◆ DATA PROVIDED
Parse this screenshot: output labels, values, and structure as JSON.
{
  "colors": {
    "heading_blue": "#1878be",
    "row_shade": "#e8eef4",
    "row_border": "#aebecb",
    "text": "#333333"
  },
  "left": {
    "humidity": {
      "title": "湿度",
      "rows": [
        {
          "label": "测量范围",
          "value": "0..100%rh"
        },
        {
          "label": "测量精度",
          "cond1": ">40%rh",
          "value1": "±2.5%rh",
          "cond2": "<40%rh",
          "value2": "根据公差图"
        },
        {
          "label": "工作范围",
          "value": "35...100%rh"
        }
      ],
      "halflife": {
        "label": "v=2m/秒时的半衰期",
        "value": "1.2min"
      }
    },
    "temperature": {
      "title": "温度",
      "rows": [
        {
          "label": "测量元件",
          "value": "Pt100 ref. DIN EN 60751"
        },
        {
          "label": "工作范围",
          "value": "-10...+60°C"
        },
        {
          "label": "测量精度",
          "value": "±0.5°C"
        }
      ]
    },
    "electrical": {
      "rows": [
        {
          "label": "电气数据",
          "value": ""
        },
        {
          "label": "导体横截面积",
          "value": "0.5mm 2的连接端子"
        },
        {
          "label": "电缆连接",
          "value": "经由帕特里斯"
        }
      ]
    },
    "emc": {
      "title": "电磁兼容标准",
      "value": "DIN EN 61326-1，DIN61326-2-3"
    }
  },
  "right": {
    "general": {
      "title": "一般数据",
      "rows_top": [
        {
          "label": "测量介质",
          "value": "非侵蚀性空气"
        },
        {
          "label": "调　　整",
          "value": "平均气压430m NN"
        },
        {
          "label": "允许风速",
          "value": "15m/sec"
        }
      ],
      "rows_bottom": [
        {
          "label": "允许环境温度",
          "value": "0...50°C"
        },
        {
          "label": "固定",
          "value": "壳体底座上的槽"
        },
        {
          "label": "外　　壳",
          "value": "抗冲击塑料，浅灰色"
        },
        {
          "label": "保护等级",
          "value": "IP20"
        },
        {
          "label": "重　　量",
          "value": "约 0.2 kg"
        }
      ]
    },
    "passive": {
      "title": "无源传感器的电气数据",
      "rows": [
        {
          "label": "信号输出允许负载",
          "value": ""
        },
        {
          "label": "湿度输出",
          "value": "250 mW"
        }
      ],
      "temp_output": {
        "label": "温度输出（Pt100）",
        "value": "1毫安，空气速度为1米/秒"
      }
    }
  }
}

◆ GIVEN REQUEST
Which lines hold the word "title"? Copy all of them.

◆ EXPECTED ANSWER
      "title": "湿度",
      "title": "温度",
      "title": "电磁兼容标准",
      "title": "一般数据",
      "title": "无源传感器的电气数据",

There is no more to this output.